• Page:
--------

The concept of “Dead Runs” – those deemed to have no real value to a team in seeking to win a match – and its application was introduced in my book on Don Bradman’s scoring (published in 2019).[i]This endeavoured to put Test batting averages of the various eras on an equal footing and thereby produce a merit ordering of prominent players.The results of this “standardisation” exercise have been refined and updated in two recent ACS journal articles (The Cricket Statistician, February and May 2024). 

In standardising the raw averages, Dead Runs is one of four factors taken into account, along with use of dominance ratings, long-run improvement in batting expertise and career length. This factor has been especially important in the case of Bradman (assessed at around 10% of his total career runs), and ranging between 2.0% and 5.0% of total runs scored for three-quarters of the other 172 leading Test batsmen selected across the eras.[ii]

The innovation has come in for scepticism and criticism from a number of participants in a CW Forum in November 2023 on my standardisation exercise and also some correspondence in the ACS journal. After recapping on the concept and how it is applied, the intent is to summarise the critics’ points, discuss their validity, and consider if my treatment of Dead Runs needs to be improved on or perhaps even be abandoned. It is thought that the debate may be of general interest to those who engage (in some way or other) with Cricket Web.

There are, of course, many interesting ways in which batting performance has been evaluated – incorporating factors such as strike rate, consistency of scoring, proportion of fifties and centuries made as well as contributions to team wins. Yet the traditional “runs scored per completed innings” retains its interest as a readily accessible single, and frequently quoted, statistic. 

Identifying Dead Runs

The considerations applied in pronouncing runs to be dead:

  • The focus is on those runs that are scored after a stage is reached when the opposition is considered to have only a remote possibility of winning the contest; and so the team in question is deemed to have only a remote possibility of losing, with a victory or perhaps a draw being the only realistic outcomes for itself.

  • I have sought to make a “remote possibility” operational by applying a likelihood of the opposition winning (by a slender margin) of around 1 in 20, based on the observed capabilities of their players. When matters reach this stage, Dead Runs then set in, making no material enhancement to the prospect of securing victory.

  • I contend that when the odds of being defeated fall to around this level, the captain cannot reasonably be accused of behaving in an unduly risky or cavalier way, at least in normal circumstances.

  • (It might be rational to declare well before that stage is reached if, by then, a draw is most likely – ie risk losing in order to try to force a win, depending on the position reached in the series. But this complication doesn’t affect the rest of this discussion.)

Runs of negligible worth, in my sense, occur due to the captain being excessively cautious, to the point of being unsound or irrational (such as Bill Woodfull’s marked tendency during Bradman’s time), or the captain has simply let matters drift without sufficient attention.

Why Discarded

Dead Runs are wholly discounted – eliminated – in standardising batting averages and arriving at an indicative merit ordering, because:

  • Not only are they irrelevant to the team’s cause, which is the rationale for all scoring. They can be, and often are, counter-productive as their accumulation makes it increasingly possible that the opposition will be able escape with a draw as remaining playing time shrinks and maybe bad weather lurks.

--------

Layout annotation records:
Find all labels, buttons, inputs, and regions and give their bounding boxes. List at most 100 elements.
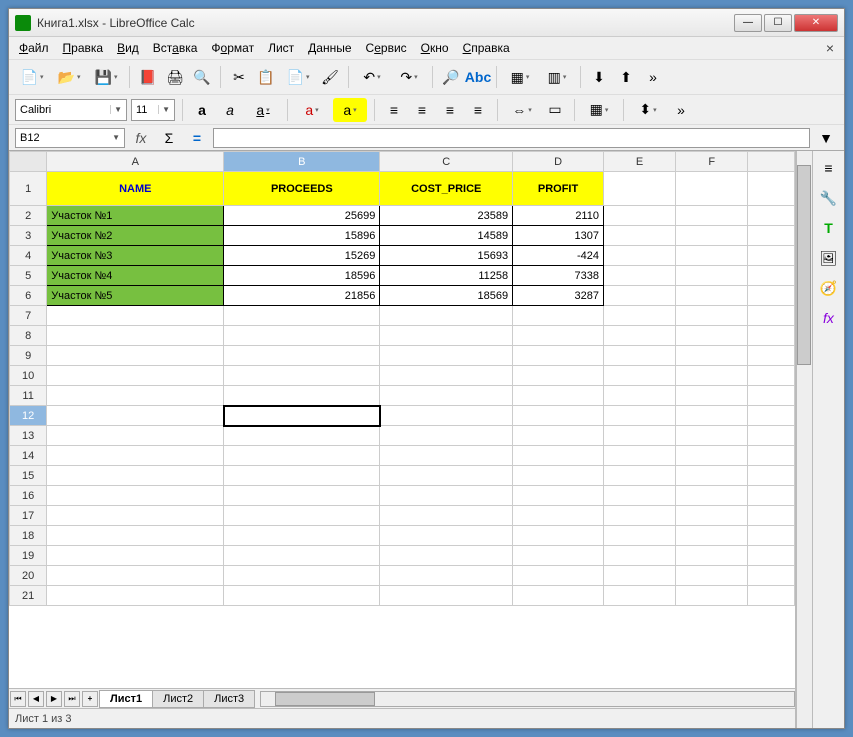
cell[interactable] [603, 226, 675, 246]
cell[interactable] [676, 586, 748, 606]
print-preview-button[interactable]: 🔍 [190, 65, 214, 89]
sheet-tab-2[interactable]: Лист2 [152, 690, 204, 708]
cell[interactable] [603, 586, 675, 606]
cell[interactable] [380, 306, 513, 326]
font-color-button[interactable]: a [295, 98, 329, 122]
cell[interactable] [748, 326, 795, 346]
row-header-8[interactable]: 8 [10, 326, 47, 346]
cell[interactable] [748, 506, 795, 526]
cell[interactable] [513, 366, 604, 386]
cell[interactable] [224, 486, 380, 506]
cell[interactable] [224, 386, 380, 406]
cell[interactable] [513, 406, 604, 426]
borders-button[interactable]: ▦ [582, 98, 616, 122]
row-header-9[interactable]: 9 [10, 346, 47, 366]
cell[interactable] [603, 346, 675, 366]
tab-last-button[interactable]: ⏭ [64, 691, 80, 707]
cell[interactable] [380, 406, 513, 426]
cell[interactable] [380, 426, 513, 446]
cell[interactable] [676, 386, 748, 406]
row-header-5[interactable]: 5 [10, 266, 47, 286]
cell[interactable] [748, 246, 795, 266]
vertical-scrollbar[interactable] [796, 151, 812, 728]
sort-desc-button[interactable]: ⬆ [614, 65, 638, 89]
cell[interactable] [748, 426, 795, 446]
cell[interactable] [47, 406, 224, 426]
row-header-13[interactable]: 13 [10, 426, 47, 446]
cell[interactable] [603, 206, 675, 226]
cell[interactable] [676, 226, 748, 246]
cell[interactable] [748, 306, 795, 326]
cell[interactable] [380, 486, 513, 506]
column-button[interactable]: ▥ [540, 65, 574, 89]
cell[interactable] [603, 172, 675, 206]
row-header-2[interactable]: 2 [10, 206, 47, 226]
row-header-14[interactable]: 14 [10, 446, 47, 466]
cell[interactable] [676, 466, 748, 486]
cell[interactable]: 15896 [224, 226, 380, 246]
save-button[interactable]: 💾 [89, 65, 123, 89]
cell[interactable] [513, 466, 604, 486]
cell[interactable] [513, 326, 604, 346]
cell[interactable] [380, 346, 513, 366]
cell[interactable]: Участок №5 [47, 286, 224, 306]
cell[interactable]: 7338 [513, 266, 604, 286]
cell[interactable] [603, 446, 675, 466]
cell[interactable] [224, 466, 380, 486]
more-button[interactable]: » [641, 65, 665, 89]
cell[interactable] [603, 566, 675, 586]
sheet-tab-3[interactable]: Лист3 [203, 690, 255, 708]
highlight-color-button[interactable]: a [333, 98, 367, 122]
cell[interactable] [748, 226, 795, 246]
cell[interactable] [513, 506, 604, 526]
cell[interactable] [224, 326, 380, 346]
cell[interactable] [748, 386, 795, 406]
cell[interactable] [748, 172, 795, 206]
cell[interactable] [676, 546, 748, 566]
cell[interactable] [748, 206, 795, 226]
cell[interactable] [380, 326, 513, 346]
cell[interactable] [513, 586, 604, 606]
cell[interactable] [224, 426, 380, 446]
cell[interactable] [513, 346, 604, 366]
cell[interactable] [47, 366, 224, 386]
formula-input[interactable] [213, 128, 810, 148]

--------

• Work instructions:
1. Answer these questions from the article on Dead Runs:
(a) In what year was the book on Don Bradman's scoring published?
(b) About what share of Bradman's total career runs was assessed as Dead Runs?
(c) What likelihood of the opposition winning is applied to make a "remote possibility" operational?
2. Rewrite the passage of the article on Dead Runs between "Why Discarded" and "bad weather lurks.", inclusive, putting "rain" in place of "bad weather".
3. Does each statement agree with the article on Dead Runs? Answer yes or no, and quote the words that decide it.
(a) The Cricket Web Forum discussion took place in November 2023.
(b) Dead Runs is the only factor considered when standardising the raw averages.
(c) Dead Runs are partly kept when standardising batting averages.
The listing has no connection to the article on Dead Runs.

• Solutions in order:
1.
(a) 2019
(b) Around 10%
(c) Around 1 in 20

2.
Why Discarded

Dead Runs are wholly discounted – eliminated – in standardising batting averages and arriving at an indicative merit ordering, because:

  • Not only are they irrelevant to the team’s cause, which is the rationale for all scoring. They can be, and often are, counter-productive as their accumulation makes it increasingly possible that the opposition will be able escape with a draw as remaining playing time shrinks and maybe rain lurks.

3.
(a) Yes: "a CW Forum in November 2023"
(b) No: "Dead Runs is one of four factors taken into account"
(c) No: "Dead Runs are wholly discounted – eliminated – in standardising batting averages"